### Input rows ###
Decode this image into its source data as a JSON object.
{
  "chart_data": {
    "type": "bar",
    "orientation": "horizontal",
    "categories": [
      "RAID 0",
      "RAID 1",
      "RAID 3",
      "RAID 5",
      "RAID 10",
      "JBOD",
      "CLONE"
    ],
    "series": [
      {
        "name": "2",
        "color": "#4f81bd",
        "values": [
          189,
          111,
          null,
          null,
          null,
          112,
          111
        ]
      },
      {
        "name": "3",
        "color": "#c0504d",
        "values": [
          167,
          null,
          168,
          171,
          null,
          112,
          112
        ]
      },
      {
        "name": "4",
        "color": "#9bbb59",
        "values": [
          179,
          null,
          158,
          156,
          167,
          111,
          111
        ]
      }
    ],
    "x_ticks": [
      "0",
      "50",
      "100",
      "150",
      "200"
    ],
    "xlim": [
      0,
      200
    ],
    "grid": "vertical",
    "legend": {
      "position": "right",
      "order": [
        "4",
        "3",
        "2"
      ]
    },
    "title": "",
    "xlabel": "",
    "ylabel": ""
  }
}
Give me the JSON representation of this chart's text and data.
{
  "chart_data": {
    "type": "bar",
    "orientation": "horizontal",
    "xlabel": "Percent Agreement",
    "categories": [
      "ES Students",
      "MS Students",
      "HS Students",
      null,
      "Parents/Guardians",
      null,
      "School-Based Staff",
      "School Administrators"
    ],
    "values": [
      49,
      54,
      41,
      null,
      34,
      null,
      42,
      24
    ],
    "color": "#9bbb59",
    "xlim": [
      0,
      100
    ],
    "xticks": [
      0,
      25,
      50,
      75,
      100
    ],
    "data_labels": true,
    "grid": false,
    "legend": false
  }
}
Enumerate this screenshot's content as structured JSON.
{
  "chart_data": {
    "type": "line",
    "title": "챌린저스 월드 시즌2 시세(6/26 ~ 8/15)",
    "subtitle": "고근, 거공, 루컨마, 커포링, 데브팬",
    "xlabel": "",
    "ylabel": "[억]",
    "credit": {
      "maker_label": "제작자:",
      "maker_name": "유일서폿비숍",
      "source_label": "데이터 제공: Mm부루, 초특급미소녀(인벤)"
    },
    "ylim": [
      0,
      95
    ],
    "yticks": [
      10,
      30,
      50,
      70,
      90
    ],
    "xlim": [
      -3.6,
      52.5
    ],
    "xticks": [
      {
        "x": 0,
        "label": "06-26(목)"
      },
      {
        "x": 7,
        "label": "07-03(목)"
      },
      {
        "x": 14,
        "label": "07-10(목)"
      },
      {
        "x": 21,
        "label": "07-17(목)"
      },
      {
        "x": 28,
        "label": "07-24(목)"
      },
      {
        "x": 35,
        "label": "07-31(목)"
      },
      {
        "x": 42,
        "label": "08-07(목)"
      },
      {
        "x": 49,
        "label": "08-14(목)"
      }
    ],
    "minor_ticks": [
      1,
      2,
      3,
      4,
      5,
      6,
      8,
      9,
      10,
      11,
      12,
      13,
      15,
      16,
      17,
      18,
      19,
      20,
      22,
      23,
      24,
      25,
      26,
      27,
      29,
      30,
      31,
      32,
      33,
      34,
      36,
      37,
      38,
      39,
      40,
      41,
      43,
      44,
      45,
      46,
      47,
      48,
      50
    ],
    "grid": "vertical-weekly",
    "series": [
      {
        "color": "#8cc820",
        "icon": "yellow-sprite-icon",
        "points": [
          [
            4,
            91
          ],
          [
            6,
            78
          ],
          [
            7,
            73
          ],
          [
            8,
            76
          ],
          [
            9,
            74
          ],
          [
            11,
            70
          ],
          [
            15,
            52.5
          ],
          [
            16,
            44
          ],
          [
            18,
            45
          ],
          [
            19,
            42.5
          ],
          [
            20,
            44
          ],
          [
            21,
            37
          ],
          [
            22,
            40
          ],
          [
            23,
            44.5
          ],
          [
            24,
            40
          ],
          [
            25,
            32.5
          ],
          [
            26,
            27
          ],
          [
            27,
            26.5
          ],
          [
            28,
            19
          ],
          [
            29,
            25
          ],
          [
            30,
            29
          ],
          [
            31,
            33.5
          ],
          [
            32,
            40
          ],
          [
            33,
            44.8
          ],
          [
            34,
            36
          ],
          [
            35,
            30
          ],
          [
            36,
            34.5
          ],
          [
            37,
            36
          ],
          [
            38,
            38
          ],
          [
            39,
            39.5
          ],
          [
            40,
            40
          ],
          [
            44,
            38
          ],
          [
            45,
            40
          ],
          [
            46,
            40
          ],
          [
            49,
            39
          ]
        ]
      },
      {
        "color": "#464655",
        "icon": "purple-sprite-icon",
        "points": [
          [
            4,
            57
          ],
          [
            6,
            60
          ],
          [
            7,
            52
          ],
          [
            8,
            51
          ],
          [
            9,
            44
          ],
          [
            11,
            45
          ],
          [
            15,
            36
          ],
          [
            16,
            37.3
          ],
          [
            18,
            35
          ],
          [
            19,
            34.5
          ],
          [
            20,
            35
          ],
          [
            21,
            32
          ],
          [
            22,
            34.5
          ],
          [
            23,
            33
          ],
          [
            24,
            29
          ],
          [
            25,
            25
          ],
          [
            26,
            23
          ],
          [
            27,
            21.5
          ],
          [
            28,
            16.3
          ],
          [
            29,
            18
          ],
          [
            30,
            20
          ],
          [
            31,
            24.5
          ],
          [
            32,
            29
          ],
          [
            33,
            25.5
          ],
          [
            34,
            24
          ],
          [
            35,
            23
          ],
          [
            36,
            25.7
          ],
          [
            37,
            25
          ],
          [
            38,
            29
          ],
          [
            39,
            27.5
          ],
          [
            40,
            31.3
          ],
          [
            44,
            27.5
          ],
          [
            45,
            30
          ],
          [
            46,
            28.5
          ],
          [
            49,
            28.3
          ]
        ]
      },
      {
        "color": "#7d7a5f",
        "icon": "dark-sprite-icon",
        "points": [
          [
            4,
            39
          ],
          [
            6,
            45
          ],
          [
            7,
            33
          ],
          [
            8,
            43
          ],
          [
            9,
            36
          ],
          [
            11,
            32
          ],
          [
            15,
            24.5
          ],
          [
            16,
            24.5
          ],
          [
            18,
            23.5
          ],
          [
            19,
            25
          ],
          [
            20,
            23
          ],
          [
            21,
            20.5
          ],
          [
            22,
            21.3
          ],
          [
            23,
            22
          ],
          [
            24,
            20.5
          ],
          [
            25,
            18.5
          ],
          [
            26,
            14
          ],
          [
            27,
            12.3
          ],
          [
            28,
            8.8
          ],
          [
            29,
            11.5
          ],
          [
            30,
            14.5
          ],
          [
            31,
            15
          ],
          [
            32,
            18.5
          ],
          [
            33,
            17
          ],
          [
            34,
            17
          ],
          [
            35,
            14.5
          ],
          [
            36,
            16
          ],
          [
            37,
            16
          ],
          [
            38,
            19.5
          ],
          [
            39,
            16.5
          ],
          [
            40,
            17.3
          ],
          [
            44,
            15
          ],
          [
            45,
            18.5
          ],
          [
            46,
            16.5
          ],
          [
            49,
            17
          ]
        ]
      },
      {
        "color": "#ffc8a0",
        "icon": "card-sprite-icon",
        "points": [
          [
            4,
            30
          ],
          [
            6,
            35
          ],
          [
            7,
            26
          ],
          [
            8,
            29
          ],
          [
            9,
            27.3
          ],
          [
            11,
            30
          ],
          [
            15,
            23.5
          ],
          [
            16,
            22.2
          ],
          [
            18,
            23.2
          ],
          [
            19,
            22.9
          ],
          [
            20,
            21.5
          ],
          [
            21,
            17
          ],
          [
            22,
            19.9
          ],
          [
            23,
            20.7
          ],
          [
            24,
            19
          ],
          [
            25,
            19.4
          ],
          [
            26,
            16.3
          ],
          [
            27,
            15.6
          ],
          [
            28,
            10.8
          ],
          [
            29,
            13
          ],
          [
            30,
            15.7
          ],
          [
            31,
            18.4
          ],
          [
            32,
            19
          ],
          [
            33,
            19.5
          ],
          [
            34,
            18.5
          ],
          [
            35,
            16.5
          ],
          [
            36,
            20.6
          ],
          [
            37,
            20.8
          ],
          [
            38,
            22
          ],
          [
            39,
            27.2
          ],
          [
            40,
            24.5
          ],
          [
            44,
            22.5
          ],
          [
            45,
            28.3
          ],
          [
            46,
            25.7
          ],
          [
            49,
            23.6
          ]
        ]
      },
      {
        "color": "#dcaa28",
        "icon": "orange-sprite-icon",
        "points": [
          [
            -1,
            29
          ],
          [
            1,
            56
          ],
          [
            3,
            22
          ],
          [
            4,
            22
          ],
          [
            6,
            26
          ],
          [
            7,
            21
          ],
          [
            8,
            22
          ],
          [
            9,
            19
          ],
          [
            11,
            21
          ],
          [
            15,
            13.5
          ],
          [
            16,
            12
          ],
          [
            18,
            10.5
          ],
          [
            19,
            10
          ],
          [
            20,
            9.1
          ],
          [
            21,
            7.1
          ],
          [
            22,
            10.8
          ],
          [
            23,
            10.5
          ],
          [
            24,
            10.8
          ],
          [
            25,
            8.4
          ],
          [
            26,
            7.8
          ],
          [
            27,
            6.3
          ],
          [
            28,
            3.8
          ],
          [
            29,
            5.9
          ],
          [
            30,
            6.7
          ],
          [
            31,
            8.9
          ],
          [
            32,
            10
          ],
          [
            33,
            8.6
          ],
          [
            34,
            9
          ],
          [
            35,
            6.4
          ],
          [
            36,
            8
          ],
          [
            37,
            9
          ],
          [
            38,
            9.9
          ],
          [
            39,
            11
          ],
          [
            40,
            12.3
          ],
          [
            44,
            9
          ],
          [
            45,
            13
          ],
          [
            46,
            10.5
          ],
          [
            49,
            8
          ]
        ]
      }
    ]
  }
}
###
Locate each line with the word "sprite" and copy it.

        "icon": "yellow-sprite-icon",
        "icon": "purple-sprite-icon",
        "icon": "dark-sprite-icon",
        "icon": "card-sprite-icon",
        "icon": "orange-sprite-icon",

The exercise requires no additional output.